» **Goal**:
In the listing below, pick out lines with "frac".
::::
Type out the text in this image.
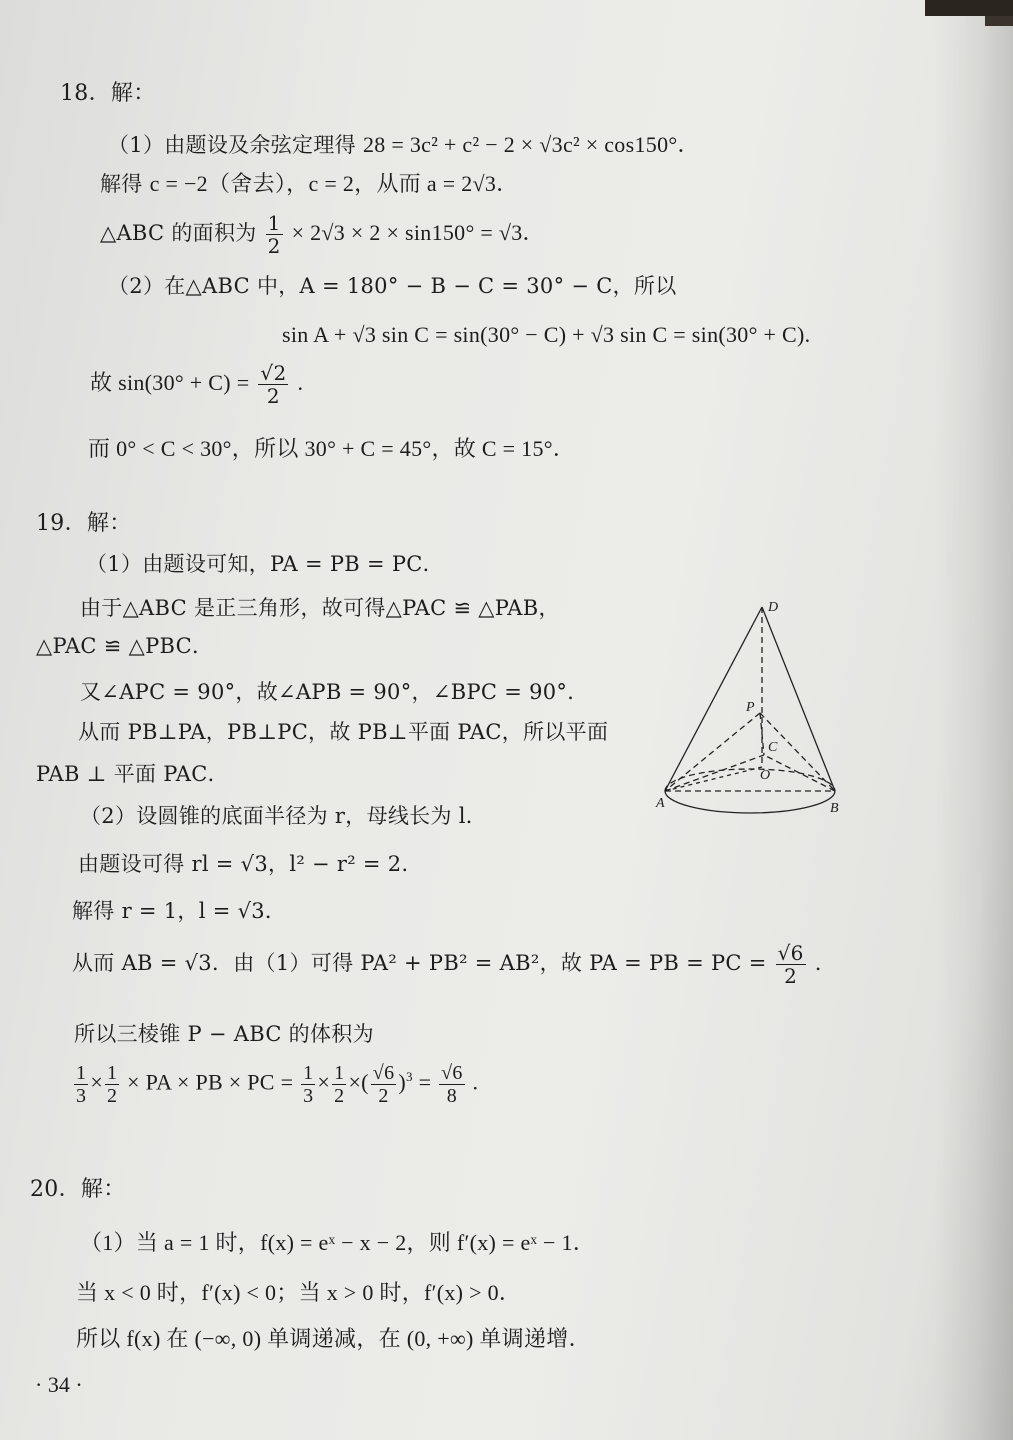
18．解：
（1）由题设及余弦定理得 28 = 3c² + c² − 2 × √3c² × cos150°．
解得 c = −2（舍去），c = 2，从而 a = 2√3．
△ABC 的面积为 $\frac{1}{2} \times 2√3 \times 2 \times \sin 150^\circ = √3$．
（2）在△ABC 中，A = 180° − B − C = 30° − C，所以
sin A + √3 sin C = sin(30° − C) + √3 sin C = sin(30° + C).
故 $\sin(30^\circ + C) = \frac{√2}{2}$ .
而 0° < C < 30°，所以 30° + C = 45°，故 C = 15°．
19．解：
（1）由题设可知，PA = PB = PC．
由于△ABC 是正三角形，故可得△PAC ≌ △PAB，
△PAC ≌ △PBC．
又∠APC = 90°，故∠APB = 90°，∠BPC = 90°．
从而 PB⊥PA，PB⊥PC，故 PB⊥平面 PAC，所以平面
PAB ⊥ 平面 PAC．
（2）设圆锥的底面半径为 r，母线长为 l．
由题设可得 rl = √3，l² − r² = 2．
解得 r = 1，l = √3．
从而 AB = √3．由（1）可得 PA² + PB² = AB²，故 PA = PB = PC = $\frac{√6}{2}$ .
所以三棱锥 P − ABC 的体积为
$\frac{1}{3} \times \frac{1}{2}$ × PA × PB × PC = $\frac{1}{3} \times \frac{1}{2}$ ×( $\frac{√6}{2} )^3 = \frac{√6}{8}$ .
D
P
C
O
A	B
20．解：
（1）当 a = 1 时，f(x) = eˣ − x − 2，则 f′(x) = eˣ − 1．
当 x < 0 时，f′(x) < 0；当 x > 0 时，f′(x) > 0．
所以 f(x) 在 (−∞, 0) 单调递减，在 (0, +∞) 单调递增．
· 34 ·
::::
» **Complete output**:
△ABC 的面积为 $\frac{1}{2} \times 2√3 \times 2 \times \sin 150^\circ = √3$．
故 $\sin(30^\circ + C) = \frac{√2}{2}$ .
从而 AB = √3．由（1）可得 PA² + PB² = AB²，故 PA = PB = PC = $\frac{√6}{2}$ .
$\frac{1}{3} \times \frac{1}{2}$ × PA × PB × PC = $\frac{1}{3} \times \frac{1}{2}$ ×( $\frac{√6}{2} )^3 = \frac{√6}{8}$ .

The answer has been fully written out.